--- Work required ---
Write out every entry exactly as it stands.

--- The data ---

START

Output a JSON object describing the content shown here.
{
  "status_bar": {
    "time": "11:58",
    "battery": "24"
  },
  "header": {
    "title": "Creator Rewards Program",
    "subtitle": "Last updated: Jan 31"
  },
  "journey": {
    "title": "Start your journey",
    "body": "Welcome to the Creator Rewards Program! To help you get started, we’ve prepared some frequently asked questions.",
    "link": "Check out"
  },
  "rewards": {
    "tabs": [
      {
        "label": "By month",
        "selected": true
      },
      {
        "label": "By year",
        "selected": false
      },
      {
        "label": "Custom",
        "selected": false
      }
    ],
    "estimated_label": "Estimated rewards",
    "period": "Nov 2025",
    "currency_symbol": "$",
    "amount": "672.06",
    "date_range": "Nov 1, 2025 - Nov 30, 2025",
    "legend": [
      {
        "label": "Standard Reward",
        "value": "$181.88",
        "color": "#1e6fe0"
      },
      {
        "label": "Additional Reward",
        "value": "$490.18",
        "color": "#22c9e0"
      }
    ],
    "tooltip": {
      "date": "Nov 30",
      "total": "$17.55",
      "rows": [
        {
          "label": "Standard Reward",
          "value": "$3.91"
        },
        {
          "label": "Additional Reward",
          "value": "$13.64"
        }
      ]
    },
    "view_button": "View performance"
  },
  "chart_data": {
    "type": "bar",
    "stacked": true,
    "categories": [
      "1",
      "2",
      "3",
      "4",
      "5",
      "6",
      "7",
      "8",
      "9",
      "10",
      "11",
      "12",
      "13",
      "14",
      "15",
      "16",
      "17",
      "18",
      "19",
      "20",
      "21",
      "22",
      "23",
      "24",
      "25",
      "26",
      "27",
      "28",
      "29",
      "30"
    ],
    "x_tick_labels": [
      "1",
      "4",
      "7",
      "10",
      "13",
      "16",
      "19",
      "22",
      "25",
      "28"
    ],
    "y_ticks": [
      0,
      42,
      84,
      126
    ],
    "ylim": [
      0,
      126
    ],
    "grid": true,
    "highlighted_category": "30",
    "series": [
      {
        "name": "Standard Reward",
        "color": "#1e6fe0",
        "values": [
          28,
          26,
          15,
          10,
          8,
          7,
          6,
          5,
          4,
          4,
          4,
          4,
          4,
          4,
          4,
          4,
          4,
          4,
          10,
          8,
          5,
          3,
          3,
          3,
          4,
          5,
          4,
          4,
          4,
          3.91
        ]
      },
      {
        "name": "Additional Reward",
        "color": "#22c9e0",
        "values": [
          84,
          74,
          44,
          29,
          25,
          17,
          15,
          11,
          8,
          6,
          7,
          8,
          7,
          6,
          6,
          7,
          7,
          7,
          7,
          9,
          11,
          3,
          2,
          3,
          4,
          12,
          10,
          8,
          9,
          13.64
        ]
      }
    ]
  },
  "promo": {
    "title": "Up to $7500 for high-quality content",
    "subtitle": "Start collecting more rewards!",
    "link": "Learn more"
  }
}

END

--- Result of the task ---
Output a JSON object describing the content shown here.
{
  "status_bar": {
    "time": "11:58",
    "battery": "24"
  },
  "header": {
    "title": "Creator Rewards Program",
    "subtitle": "Last updated: Jan 31"
  },
  "journey": {
    "title": "Start your journey",
    "body": "Welcome to the Creator Rewards Program! To help you get started, we’ve prepared some frequently asked questions.",
    "link": "Check out"
  },
  "rewards": {
    "tabs": [
      {
        "label": "By month",
        "selected": true
      },
      {
        "label": "By year",
        "selected": false
      },
      {
        "label": "Custom",
        "selected": false
      }
    ],
    "estimated_label": "Estimated rewards",
    "period": "Nov 2025",
    "currency_symbol": "$",
    "amount": "672.06",
    "date_range": "Nov 1, 2025 - Nov 30, 2025",
    "legend": [
      {
        "label": "Standard Reward",
        "value": "$181.88",
        "color": "#1e6fe0"
      },
      {
        "label": "Additional Reward",
        "value": "$490.18",
        "color": "#22c9e0"
      }
    ],
    "tooltip": {
      "date": "Nov 30",
      "total": "$17.55",
      "rows": [
        {
          "label": "Standard Reward",
          "value": "$3.91"
        },
        {
          "label": "Additional Reward",
          "value": "$13.64"
        }
      ]
    },
    "view_button": "View performance"
  },
  "chart_data": {
    "type": "bar",
    "stacked": true,
    "categories": [
      "1",
      "2",
      "3",
      "4",
      "5",
      "6",
      "7",
      "8",
      "9",
      "10",
      "11",
      "12",
      "13",
      "14",
      "15",
      "16",
      "17",
      "18",
      "19",
      "20",
      "21",
      "22",
      "23",
      "24",
      "25",
      "26",
      "27",
      "28",
      "29",
      "30"
    ],
    "x_tick_labels": [
      "1",
      "4",
      "7",
      "10",
      "13",
      "16",
      "19",
      "22",
      "25",
      "28"
    ],
    "y_ticks": [
      0,
      42,
      84,
      126
    ],
    "ylim": [
      0,
      126
    ],
    "grid": true,
    "highlighted_category": "30",
    "series": [
      {
        "name": "Standard Reward",
        "color": "#1e6fe0",
        "values": [
          28,
          26,
          15,
          10,
          8,
          7,
          6,
          5,
          4,
          4,
          4,
          4,
          4,
          4,
          4,
          4,
          4,
          4,
          10,
          8,
          5,
          3,
          3,
          3,
          4,
          5,
          4,
          4,
          4,
          3.91
        ]
      },
      {
        "name": "Additional Reward",
        "color": "#22c9e0",
        "values": [
          84,
          74,
          44,
          29,
          25,
          17,
          15,
          11,
          8,
          6,
          7,
          8,
          7,
          6,
          6,
          7,
          7,
          7,
          7,
          9,
          11,
          3,
          2,
          3,
          4,
          12,
          10,
          8,
          9,
          13.64
        ]
      }
    ]
  },
  "promo": {
    "title": "Up to $7500 for high-quality content",
    "subtitle": "Start collecting more rewards!",
    "link": "Learn more"
  }
}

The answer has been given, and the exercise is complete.